■ O SEU OBJETIVO
As afirmações seguintes concordam com o texto sobre o petróleo? (a) Nesta manhã, o Brent sobe mais do que o WTI. (b) O petróleo vinha de três dias seguidos de queda. (c) O WTI é a referência para o mercado europeu. Responda sim ou não a cada uma e cite literalmente as palavras do texto que o decidem.

■ TEXTO PARA ANÁLISE

>>>

Depois de três dias consecutivos de queda, o petróleo está a conseguir recuperar algum do terreno perdido, embora em pequena escala. Os investidores encontram-se a reagir a uma nova actualização dos stocks de crude dos Estados Unidos da América (EUA), bem como à tensão entre Donald Trump e Jerome Powell, que introduziu alguma volatilidade nos mercados na sessão de quarta-feira (16).
Nesta manhã, o Brent – de referência para o mercado europeu – avança na linha de água, crescendo apenas 0,09% para 68,58 dólares por barril, enquanto o West Texas Intermediate (WTI) – de referência para os EUA – sobe 0,21% para 66,52 dólares. Nas três últimas sessões, os dois benchmarks desvalorizaram mais de 2%, com a guerra comercial a eclipsar as possíveis novas sanções à Rússia por parte de Washington.

<<<

■ DADOS EXTRAÍDOS
>>>

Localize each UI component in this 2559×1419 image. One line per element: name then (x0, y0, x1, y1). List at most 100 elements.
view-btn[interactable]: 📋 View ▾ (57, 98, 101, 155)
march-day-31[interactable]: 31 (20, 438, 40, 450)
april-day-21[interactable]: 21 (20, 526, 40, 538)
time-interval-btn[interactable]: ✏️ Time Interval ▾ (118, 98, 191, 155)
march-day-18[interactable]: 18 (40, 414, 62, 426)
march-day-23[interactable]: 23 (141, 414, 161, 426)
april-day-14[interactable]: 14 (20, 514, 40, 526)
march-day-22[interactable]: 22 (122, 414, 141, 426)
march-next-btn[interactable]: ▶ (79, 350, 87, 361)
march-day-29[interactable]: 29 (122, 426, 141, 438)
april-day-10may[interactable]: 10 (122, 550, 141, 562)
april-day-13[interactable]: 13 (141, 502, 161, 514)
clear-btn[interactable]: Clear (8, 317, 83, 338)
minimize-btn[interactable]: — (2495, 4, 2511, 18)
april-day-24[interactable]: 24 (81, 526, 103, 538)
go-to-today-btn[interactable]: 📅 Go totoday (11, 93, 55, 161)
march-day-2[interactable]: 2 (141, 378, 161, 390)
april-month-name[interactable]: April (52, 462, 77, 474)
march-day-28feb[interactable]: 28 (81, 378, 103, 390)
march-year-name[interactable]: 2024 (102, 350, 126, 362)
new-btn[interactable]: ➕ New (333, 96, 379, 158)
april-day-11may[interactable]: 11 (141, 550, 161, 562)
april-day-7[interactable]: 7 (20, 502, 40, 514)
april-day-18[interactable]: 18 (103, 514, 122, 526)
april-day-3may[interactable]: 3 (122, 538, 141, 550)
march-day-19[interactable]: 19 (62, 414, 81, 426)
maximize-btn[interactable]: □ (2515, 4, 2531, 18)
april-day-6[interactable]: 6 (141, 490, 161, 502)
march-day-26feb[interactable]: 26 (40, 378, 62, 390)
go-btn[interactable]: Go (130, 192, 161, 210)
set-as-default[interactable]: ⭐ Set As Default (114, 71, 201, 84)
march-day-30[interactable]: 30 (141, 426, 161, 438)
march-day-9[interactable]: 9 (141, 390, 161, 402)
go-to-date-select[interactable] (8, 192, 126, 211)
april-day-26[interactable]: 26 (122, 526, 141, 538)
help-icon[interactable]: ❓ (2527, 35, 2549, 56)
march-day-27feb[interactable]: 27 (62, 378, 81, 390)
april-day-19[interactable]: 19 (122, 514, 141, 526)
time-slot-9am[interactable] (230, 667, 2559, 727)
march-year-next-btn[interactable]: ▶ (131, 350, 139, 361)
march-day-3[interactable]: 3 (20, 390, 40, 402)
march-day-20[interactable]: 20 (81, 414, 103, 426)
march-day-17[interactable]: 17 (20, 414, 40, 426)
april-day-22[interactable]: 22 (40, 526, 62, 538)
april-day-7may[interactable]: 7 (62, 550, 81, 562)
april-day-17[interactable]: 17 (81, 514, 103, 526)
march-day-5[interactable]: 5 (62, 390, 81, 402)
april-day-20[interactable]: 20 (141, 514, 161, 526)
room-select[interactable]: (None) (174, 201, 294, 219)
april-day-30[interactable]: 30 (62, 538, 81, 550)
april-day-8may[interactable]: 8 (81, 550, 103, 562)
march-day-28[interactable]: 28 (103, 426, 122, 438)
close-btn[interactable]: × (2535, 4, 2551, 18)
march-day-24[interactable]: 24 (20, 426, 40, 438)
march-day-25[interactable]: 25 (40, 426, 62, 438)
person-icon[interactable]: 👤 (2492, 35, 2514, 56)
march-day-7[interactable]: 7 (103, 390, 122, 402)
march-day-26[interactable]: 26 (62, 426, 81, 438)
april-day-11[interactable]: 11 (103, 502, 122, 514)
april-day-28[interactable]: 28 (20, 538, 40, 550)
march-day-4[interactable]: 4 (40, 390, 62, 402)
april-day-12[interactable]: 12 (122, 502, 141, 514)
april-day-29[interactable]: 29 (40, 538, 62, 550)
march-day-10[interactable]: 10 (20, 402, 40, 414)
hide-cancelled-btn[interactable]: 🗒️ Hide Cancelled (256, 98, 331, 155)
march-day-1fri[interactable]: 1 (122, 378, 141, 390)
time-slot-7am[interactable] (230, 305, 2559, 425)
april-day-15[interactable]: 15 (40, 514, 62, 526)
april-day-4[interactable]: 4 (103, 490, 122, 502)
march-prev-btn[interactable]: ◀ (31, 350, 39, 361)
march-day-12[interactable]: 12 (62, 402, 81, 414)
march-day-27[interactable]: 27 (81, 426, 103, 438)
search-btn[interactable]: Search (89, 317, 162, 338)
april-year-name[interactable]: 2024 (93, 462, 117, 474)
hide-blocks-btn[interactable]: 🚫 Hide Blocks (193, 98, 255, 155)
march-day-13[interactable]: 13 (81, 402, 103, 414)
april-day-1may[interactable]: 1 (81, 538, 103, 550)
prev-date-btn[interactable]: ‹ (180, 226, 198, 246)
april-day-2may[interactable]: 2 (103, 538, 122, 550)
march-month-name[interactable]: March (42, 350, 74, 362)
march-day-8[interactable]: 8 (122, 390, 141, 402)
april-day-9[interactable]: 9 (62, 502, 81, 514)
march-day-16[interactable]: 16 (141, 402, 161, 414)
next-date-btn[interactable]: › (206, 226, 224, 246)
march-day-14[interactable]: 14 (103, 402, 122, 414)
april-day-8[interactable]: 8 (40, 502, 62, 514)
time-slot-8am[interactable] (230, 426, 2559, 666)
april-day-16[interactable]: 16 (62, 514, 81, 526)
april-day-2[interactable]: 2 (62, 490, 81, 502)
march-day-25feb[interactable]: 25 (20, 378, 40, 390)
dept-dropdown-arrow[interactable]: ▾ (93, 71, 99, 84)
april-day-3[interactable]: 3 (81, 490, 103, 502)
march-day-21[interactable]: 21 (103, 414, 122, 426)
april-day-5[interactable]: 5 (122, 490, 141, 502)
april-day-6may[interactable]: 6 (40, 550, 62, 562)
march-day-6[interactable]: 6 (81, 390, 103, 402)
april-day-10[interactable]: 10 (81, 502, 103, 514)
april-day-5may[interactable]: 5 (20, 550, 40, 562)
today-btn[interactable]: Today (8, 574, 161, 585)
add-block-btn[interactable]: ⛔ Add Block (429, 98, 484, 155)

<<<

■ RESPOSTA ESPERADA
(a) Não: o Brent está "crescendo apenas 0,09%", enquanto o WTI "sobe 0,21%".
(b) Sim: "Depois de três dias consecutivos de queda".
(c) Não: "West Texas Intermediate (WTI) – de referência para os EUA".